__TASK BRIEF__:
Continue the text about the military Survivor Benefit Plan, starting right after its last line.
*** EXTRACTED TEXT Section Begins ***
The Survivor Benefit Plan (SBP) allows military retirees to protect their spouse (or other survivors) by insuring that a portion of their retired pay continues after their death, providing a guaranteed lifetime income.
The decision to enroll in this program is made prior to retirement and is irrevocable. And for married personnel, it’s a decision they cannot make alone. The spouse of a military retiree must consent to any protection level that is less than 100 percent. If the maximum election is made, the cost for spouse-only coverage is 6.5 percent of gross military retired pay.
Everyone’s situation is different. As you consider the SBP and alternatives, here are some things to keep in mind:
Possible Advantages of the SBP
- No evidence of insurability is required.
- No suicide or incontestability clauses.
- Benefits are tied to retired pay increases.
- SBP costs are not subject to federal income tax or state income tax in most states.*
- Survivor’s benefits are subject to federal estate taxes, but in most cases are eligible for the unlimited marital deduction.*
- Benefits are not subject to garnishment, lien, or other legal processes.
*** EXTRACTED TEXT Section Ends ***
*** DATA EXTRACT Section Begins ***
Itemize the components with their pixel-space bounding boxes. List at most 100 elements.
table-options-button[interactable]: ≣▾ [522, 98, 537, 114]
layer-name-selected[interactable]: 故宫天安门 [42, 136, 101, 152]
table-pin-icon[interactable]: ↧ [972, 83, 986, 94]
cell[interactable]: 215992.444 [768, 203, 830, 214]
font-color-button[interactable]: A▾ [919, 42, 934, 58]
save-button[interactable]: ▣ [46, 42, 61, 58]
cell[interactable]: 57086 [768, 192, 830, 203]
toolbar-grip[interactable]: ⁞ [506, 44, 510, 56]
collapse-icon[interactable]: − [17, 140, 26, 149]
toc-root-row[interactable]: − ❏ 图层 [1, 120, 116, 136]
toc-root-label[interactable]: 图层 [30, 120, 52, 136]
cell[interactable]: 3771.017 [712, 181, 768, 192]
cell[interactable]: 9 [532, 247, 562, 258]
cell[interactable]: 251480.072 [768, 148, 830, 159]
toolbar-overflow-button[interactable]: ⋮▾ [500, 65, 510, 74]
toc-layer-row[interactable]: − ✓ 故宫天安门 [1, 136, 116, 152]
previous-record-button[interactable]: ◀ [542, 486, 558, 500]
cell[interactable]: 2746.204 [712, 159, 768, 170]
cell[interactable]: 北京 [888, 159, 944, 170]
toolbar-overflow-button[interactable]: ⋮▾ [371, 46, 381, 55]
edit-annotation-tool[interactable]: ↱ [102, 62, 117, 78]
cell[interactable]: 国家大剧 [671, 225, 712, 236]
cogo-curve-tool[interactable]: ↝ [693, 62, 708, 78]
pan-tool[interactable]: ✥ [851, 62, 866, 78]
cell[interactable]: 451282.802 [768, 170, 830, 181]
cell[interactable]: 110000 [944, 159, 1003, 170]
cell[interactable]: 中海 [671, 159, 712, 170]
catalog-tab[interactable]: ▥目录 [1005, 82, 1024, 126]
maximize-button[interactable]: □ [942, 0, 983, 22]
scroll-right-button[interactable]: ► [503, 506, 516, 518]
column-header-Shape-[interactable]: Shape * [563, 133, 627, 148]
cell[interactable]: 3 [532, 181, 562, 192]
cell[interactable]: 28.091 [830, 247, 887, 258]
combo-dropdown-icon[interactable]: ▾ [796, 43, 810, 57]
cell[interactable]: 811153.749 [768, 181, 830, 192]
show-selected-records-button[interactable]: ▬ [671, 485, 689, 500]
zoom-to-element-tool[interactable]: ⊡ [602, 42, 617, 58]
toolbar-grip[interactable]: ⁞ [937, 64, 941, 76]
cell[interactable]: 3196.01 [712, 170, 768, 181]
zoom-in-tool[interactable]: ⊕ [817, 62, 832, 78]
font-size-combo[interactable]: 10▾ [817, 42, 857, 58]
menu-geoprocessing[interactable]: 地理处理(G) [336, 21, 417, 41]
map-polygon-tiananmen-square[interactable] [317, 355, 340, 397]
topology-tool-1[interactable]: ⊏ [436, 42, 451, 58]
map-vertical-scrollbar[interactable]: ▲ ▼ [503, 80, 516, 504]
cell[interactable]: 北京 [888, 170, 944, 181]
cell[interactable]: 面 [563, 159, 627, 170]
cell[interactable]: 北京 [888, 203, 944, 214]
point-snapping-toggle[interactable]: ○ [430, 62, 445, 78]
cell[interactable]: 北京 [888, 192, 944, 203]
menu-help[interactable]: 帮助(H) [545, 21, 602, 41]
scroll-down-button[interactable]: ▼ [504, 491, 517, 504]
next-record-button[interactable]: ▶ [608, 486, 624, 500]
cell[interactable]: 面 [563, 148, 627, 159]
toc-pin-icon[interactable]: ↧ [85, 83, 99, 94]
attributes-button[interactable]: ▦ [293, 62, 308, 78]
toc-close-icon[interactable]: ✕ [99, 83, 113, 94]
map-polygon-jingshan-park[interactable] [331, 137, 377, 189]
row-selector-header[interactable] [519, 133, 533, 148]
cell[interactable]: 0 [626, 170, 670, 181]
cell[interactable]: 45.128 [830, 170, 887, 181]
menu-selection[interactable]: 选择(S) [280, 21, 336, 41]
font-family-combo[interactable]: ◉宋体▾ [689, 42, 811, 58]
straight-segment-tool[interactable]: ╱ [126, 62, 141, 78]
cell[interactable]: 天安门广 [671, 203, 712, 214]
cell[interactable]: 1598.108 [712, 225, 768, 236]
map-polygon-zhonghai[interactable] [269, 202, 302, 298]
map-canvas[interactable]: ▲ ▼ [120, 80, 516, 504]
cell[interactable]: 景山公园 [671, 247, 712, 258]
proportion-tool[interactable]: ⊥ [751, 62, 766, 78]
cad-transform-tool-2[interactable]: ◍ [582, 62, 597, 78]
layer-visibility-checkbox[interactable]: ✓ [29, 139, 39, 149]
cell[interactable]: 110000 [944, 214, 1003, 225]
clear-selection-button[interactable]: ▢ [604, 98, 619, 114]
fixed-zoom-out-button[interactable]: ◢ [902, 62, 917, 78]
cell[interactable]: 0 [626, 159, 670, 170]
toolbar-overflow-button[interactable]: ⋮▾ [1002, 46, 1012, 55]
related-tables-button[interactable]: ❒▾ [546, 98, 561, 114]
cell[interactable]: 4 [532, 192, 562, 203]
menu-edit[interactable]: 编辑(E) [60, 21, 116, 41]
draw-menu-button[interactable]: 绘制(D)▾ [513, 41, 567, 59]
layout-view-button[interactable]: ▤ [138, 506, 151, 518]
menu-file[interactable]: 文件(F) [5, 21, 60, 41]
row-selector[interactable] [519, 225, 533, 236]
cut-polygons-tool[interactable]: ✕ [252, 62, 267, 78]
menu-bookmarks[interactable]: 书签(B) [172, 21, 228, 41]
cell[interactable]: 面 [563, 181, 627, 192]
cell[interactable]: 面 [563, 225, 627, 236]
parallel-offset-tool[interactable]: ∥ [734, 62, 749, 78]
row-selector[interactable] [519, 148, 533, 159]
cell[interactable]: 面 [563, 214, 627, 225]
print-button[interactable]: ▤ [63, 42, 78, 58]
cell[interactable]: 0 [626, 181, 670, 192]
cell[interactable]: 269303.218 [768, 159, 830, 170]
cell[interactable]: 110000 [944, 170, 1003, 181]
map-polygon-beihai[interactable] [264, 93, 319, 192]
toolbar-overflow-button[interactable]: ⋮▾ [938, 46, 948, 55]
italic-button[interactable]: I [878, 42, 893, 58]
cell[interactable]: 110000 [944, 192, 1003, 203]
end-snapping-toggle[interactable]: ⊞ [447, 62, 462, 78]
*** DATA EXTRACT Section Ends ***
__ANSWER SPACE__:
- Benefits may be payable for the lifetime of beneficiary.
Possible Disadvantages of the SBP
- No residual estate remains after death or marriage of designated beneficiary.
- Monthly benefit is subject to federal income tax as ordinary income.*
- Monthly benefit is subject to state income tax in some states.*
- Preferred risks subsidize uninsurable risks.
Additionally, SBP costs, benefits, and provisions are continuously subject to revision by legislative and administrative action.
*Appropriate professional tax counsel should be consulted regarding matters of taxation.
Did you enroll in the SBP? Did you consider alternatives? What went into your decision-making process?